Задание: Допишите текст об истоках исихазма и непрестанной молитве, начав сразу после его последнего предложения.

Современные латинские хулители Иисусовой молитвы часто упрекают восточных аскетов за "грубый реализм" и "нелепые и грубые приемы молитвы", т.е. за молитву, связанную иногда с физическими методами молитвенного сосредоточения, за видения света и пр. Доходят они даже до того, что в исихастской молитве видят методы, заимствованные будто бы у буддийских монахов, погружающихся в нирванну или мессалиан и богомилов213. Исихазм понимается западными учеными в лучшем случае, как "новая монашеская секта" и "странное духовное явление"214. Еще более чуждые мистического слуха рационалисты определяют его, как "an obscure speculation, with the wildest form of mystic extravagance"215, a у преп. Симеона Нового Богослова усматривается элемент пантеизма. Или же просто все это оценивается, как "scandale hésychaste", в котором участвуют омфалоскопия, упражнение дыхания и "Господи помилуй"216. Иными словами это "méthode mécanico-scientifique et frenesie d'exaltation mystique"217.

2. Сама "умная молитва", как средство, приводящее к "исихии" или безмолвию ни по существу, ни по форме не есть вовсе какое-то изобретение "новаторов" XIV в., выдумавших будто бы какой-то новый путь духовной жизни. Значительно ранее их самые основоположники монашества учили о непрестанной внутренней молитве, как средстве сердечного трезвения и укрепления молитвенного внимания. Преосв. Порфирий в своей "Истории Афона" дает интересную сводку текстов из подвижнической литературы. Он нашел на Св. Горе сборники (X-XV вв.), составляющие выборки из древних патериков и митериков о молитве и внутреннем делании. Он возводит истоки исихазма к самому началу монашества, к именам Антония Великого, Макария, Иоанна Лествичника, матери Синклитикии и др. Вот несколько примеров из такого сборника: "Авва Антоний уже учил о безмолвии: "будем молчальниками и исихастами". Блаженной Феодоре он говорил о необходимости успокоиться и молчать, сидеть в своей келье и собирать свой ум в себе. "Подобные же выражения находим у матери Сарры, Синклитикии, Пелагии, Матроны, Феодоры. Эта последняя говорила: "Успокоение от забот, молчание и откровенное парение ума порождают страх Божий и целомудрие. Сокровенное же парение ума есть непрестанная молитва "Господи Иисусе Христе, помилуй мя. Сыне Божий, помоги ми". Она же: "монах должен поститься с натугой, петь с толком, молиться с трезвением, просить Бога со страхом"218.

О непрестанной молитве рассказывается в Лавсаике: Павел Фермийский творил в день 300 молитв, отсчитывая их камешками, отлагаемыми в сторону; некая девственница творила 700 молитв219. Примеров этому можно найти очень много во всех сборниках отеческих изречений, поучений, в житиях, в аскетической письменности вообще.

Исходные данные:
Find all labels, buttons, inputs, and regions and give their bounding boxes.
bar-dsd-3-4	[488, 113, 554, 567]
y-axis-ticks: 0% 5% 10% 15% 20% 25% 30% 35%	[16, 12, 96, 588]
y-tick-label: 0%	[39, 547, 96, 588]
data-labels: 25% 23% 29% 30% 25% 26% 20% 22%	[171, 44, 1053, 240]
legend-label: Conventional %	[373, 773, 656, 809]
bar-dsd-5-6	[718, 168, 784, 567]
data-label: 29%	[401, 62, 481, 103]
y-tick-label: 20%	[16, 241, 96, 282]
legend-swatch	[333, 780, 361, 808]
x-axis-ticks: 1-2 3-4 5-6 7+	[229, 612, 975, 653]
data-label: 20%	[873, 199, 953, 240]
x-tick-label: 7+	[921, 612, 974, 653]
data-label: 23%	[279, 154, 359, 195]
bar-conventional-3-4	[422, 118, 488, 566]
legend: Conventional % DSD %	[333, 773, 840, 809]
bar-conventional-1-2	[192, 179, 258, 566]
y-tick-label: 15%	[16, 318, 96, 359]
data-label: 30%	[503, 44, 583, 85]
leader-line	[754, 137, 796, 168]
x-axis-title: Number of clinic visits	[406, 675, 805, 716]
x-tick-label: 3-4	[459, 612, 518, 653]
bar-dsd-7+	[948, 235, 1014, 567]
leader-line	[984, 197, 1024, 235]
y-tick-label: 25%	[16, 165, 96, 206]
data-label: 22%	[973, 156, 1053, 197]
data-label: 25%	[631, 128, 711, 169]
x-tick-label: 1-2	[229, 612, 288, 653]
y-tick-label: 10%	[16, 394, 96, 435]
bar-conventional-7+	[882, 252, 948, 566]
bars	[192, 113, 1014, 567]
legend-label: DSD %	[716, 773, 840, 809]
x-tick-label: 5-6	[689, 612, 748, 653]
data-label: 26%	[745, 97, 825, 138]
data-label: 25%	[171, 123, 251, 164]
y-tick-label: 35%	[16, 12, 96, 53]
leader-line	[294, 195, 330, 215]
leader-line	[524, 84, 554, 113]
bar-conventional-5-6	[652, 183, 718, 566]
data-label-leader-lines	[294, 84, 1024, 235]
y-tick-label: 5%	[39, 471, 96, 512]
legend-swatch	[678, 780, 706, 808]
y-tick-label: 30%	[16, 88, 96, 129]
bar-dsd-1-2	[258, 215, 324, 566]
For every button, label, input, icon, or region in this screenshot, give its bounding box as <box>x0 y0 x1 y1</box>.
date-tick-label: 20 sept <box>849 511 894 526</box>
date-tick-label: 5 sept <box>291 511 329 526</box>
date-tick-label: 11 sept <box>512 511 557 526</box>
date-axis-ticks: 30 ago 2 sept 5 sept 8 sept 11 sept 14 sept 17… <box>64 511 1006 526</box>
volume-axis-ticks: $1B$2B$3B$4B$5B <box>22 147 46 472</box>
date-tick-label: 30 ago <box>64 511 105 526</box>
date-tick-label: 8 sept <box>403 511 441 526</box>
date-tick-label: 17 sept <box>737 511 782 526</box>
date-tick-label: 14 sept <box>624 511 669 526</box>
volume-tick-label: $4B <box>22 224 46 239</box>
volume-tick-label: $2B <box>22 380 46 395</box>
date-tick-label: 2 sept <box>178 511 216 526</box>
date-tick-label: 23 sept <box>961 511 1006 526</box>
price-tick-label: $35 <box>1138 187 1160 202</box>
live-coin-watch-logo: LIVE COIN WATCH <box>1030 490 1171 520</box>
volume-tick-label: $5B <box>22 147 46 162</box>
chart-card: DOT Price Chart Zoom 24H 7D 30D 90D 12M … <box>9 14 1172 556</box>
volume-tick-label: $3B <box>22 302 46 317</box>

Ответ к заданию:
Это же учение исихастов перенесено было на Афон и исполняемо в IX и X веках. На это, например, указывает канон, творения Иосифа Песнопевца в честь преп. Петра Афонского, основоположника исихазма на Св. Горе220. Житие Петра разукрашено в виде панегирика самим Паламою. Кроме Петра, известны: Евфимий Солунский, Иосиф, Симеон, Иоанн Колову, Онуфрий, прот. Андрей, Павел Ксиропотамский и другие. Замечательным центром исихазма был в свое время "исихастирион" (безмолвище) Саввы Халда, переименованное в Магулы, между монастырями Ивером и Филофеем и построенное грузином: Халдом во времена Василия Македонянина (конец IX в.).

В истории афонского монастыря решительным моментом надо признать преображение исихастирионов в крупные монашеские центры, в лавры. Исихасты, пустынножители афонских дебрей, напуганные возникающими крупными лаврами (Афанасия Афонского) и уставом императора Иоанна Цимисхи 982 г. и пр., поднялись с жалобами до Константинополя, но жалоба их ходу не имела221.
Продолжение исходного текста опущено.